Dataset items:
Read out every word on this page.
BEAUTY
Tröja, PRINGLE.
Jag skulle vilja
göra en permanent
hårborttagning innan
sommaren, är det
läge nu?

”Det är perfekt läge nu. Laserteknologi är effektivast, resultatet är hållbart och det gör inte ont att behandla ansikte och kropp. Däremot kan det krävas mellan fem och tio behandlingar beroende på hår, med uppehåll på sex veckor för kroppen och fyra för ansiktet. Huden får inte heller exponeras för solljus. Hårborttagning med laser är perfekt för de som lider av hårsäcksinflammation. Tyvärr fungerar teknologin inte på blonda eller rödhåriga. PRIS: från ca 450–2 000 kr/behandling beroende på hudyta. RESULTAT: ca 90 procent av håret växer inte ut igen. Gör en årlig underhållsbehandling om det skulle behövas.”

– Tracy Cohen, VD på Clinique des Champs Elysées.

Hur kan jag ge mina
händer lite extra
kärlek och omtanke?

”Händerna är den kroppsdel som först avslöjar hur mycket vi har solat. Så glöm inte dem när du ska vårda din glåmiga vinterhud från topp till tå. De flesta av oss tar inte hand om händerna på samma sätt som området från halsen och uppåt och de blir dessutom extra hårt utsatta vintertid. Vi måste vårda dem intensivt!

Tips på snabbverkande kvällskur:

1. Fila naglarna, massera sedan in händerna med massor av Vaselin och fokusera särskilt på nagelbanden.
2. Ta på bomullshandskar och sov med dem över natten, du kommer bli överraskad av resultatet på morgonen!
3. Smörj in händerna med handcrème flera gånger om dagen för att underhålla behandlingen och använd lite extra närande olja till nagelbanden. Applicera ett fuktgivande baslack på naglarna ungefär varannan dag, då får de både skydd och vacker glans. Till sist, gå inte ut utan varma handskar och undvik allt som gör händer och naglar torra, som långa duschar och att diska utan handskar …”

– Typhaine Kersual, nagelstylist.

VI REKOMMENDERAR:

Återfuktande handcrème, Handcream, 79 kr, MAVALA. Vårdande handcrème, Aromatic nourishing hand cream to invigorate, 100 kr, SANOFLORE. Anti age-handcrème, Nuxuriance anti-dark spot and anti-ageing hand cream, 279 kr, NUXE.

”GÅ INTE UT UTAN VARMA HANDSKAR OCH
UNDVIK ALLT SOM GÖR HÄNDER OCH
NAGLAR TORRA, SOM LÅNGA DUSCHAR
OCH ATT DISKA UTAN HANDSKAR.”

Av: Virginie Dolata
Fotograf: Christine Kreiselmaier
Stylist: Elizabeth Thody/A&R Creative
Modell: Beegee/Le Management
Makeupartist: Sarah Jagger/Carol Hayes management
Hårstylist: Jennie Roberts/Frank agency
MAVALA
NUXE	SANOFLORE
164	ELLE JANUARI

PROMPT: Extract each line holding the word "läge" from the records.

FINISHED EXERCISE:
läge nu?
”Det är perfekt läge nu. Laserteknologi är effektivast, resultatet är hållbart och det gör inte ont att behandla ansikte och kropp. Däremot kan det krävas mellan fem och tio behandlingar beroende på hår, med uppehåll på sex veckor för kroppen och fyra för ansiktet. Huden får inte heller exponeras för solljus. Hårborttagning med laser är perfekt för de som lider av hårsäcksinflammation. Tyvärr fungerar teknologin inte på blonda eller rödhåriga. PRIS: från ca 450–2 000 kr/behandling beroende på hudyta. RESULTAT: ca 90 procent av håret växer inte ut igen. Gör en årlig underhållsbehandling om det skulle behövas.”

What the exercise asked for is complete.